THE TASK:
Could you give the listing as a numbered list, from its first line through the line containing "data-label: 30% xyxy=(321,196,346,206)", with blank lines left out?

GIVEN RECORDS:
● ● ●
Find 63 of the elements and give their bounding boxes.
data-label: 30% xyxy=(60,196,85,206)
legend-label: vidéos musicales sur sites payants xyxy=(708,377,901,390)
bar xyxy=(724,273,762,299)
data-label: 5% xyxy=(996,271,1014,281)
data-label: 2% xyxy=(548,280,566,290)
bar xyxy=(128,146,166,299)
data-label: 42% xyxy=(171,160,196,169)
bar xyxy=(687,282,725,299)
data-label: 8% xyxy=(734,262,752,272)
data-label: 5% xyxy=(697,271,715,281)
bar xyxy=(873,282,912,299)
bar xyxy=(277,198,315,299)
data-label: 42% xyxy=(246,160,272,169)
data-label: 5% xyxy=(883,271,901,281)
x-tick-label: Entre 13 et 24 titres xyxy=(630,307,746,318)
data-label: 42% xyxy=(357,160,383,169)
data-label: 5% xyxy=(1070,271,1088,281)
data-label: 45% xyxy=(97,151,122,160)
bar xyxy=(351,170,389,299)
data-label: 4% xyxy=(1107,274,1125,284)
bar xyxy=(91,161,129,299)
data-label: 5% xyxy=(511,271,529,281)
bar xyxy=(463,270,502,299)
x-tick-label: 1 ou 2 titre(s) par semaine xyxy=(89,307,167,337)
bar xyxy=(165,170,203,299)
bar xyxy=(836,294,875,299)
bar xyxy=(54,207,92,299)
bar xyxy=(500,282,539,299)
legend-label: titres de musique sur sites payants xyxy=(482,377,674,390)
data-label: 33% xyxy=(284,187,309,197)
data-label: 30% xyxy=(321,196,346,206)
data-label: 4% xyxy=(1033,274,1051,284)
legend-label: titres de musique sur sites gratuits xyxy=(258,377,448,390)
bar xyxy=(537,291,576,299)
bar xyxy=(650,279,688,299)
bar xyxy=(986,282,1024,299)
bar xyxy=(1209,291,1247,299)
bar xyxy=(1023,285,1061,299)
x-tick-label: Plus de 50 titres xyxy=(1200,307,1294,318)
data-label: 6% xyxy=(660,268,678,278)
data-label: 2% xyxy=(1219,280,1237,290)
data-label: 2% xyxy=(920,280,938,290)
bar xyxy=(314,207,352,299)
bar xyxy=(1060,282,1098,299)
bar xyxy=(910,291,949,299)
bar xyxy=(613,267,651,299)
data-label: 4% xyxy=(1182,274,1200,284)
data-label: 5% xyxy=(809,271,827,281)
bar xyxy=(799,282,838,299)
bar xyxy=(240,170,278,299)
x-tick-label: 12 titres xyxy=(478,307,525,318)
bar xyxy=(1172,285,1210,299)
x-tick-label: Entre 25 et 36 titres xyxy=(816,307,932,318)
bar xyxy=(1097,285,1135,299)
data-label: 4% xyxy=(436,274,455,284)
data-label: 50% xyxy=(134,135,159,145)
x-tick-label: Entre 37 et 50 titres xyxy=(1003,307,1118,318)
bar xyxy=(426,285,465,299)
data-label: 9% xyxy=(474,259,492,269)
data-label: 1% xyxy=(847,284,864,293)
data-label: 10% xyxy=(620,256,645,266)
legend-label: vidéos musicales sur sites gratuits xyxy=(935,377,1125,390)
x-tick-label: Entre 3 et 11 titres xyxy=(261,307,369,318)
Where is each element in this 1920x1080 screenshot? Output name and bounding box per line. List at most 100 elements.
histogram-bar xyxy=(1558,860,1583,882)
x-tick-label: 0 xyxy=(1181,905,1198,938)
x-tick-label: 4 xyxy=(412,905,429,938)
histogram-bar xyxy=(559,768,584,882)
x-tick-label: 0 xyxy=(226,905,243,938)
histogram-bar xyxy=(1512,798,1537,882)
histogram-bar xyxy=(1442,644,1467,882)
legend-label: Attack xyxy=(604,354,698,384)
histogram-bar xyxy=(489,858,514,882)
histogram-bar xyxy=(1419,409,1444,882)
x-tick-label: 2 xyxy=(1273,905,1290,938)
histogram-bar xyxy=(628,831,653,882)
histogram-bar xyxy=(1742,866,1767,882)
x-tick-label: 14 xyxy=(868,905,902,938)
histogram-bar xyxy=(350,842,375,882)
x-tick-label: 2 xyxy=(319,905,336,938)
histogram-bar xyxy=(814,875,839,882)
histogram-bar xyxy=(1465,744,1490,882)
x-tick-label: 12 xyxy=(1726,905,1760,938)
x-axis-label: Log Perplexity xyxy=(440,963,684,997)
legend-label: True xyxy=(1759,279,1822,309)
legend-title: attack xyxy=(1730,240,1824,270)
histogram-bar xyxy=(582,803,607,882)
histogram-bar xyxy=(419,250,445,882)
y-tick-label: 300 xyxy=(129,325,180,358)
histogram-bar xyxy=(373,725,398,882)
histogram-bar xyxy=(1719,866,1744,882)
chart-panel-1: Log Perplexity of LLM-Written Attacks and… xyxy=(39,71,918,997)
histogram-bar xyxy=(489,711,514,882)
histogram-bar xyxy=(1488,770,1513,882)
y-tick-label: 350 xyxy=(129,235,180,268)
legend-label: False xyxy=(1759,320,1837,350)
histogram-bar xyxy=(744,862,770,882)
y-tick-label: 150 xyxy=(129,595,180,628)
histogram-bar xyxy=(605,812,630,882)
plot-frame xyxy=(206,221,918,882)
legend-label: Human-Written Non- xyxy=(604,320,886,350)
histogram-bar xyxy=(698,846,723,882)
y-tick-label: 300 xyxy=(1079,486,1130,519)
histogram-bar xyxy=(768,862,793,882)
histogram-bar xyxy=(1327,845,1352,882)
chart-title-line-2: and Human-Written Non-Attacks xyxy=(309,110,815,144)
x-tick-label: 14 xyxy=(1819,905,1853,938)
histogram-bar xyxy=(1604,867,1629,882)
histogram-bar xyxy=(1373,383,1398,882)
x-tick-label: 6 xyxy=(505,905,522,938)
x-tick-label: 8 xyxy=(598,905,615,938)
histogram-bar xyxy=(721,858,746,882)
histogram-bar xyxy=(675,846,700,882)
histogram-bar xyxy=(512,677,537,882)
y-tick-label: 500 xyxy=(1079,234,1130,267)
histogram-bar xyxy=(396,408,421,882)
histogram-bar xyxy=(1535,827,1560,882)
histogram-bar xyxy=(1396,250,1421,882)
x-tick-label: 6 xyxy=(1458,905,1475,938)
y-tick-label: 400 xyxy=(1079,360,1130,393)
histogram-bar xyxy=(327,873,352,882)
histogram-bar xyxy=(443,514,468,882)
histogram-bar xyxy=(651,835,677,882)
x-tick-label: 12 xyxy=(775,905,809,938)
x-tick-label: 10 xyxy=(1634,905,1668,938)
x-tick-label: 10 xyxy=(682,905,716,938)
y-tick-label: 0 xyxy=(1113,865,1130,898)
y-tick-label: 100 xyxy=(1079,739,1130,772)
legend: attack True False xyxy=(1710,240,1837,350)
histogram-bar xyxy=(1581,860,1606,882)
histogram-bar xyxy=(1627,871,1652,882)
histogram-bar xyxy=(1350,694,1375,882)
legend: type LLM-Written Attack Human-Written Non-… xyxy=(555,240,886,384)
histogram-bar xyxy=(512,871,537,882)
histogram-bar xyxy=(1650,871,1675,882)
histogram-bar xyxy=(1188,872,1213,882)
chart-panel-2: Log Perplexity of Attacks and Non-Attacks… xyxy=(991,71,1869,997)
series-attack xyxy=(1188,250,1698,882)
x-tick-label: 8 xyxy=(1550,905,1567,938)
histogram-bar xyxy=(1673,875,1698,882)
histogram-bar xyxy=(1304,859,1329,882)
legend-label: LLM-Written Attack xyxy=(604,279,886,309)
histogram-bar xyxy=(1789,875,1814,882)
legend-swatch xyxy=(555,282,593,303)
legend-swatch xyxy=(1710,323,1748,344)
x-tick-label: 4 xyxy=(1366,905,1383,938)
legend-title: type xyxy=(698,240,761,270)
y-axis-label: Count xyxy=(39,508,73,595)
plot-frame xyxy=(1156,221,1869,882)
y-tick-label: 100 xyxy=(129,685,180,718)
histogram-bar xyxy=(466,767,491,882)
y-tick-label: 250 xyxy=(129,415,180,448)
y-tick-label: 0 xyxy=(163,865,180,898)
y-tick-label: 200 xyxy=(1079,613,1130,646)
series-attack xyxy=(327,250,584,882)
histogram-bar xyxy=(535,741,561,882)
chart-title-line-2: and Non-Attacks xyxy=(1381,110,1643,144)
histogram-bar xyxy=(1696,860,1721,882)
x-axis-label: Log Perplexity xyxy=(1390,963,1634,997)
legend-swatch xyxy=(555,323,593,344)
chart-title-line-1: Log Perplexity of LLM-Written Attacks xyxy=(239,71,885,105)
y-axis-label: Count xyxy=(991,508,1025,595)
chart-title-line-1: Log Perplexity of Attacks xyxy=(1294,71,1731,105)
● ● ●
SOLUTION TO THE PROBLEM:
1. Find 63 of the elements and give their bounding boxes.
2. data-label: 30% xyxy=(60,196,85,206)
3. legend-label: vidéos musicales sur sites payants xyxy=(708,377,901,390)
4. bar xyxy=(724,273,762,299)
5. data-label: 5% xyxy=(996,271,1014,281)
6. data-label: 2% xyxy=(548,280,566,290)
7. bar xyxy=(128,146,166,299)
8. data-label: 42% xyxy=(171,160,196,169)
9. bar xyxy=(687,282,725,299)
10. data-label: 8% xyxy=(734,262,752,272)
11. data-label: 5% xyxy=(697,271,715,281)
12. bar xyxy=(873,282,912,299)
13. bar xyxy=(277,198,315,299)
14. data-label: 42% xyxy=(246,160,272,169)
15. data-label: 5% xyxy=(883,271,901,281)
16. x-tick-label: Entre 13 et 24 titres xyxy=(630,307,746,318)
17. data-label: 42% xyxy=(357,160,383,169)
18. data-label: 5% xyxy=(1070,271,1088,281)
19. data-label: 45% xyxy=(97,151,122,160)
20. bar xyxy=(351,170,389,299)
21. data-label: 4% xyxy=(1107,274,1125,284)
22. bar xyxy=(91,161,129,299)
23. data-label: 5% xyxy=(511,271,529,281)
24. bar xyxy=(463,270,502,299)
25. x-tick-label: 1 ou 2 titre(s) par semaine xyxy=(89,307,167,337)
26. bar xyxy=(165,170,203,299)
27. bar xyxy=(836,294,875,299)
28. bar xyxy=(54,207,92,299)
29. bar xyxy=(500,282,539,299)
30. legend-label: titres de musique sur sites payants xyxy=(482,377,674,390)
31. data-label: 33% xyxy=(284,187,309,197)
32. data-label: 30% xyxy=(321,196,346,206)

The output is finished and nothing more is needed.